EXERCISE DETAILS:
Scan each line of the records for the word "Spent" and extract the ones that have it.

PROVIDED DATA:
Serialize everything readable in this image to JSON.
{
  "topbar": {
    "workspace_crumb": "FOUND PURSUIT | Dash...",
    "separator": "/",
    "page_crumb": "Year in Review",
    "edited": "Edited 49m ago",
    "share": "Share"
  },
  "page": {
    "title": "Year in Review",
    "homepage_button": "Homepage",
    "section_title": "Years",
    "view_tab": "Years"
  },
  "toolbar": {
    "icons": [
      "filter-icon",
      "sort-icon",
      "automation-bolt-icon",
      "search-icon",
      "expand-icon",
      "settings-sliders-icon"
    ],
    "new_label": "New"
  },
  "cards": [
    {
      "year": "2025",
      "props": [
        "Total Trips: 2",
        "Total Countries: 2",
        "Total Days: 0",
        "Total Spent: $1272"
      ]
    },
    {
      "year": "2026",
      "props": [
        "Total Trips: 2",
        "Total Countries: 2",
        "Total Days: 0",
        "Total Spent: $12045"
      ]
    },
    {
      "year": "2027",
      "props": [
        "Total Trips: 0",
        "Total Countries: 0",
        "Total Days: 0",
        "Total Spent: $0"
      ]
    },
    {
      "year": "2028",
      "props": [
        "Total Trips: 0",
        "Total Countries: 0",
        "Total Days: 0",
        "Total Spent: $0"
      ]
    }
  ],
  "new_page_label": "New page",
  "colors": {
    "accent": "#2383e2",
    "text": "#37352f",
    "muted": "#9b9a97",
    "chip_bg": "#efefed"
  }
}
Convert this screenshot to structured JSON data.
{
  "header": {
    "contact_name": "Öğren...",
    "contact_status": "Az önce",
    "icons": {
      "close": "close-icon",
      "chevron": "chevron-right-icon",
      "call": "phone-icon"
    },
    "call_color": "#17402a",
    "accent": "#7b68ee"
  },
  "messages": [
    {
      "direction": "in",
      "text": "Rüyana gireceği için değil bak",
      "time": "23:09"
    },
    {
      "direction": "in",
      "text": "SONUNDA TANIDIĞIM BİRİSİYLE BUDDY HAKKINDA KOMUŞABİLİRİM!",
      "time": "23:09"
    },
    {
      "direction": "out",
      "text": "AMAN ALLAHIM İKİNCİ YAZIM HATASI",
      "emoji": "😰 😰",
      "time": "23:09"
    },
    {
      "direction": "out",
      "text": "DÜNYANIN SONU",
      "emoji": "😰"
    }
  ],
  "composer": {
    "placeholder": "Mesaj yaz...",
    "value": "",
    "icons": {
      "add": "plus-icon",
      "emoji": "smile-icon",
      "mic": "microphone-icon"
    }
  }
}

TASK OUTPUT:
        "Total Spent: $1272"
        "Total Spent: $12045"
        "Total Spent: $0"
        "Total Spent: $0"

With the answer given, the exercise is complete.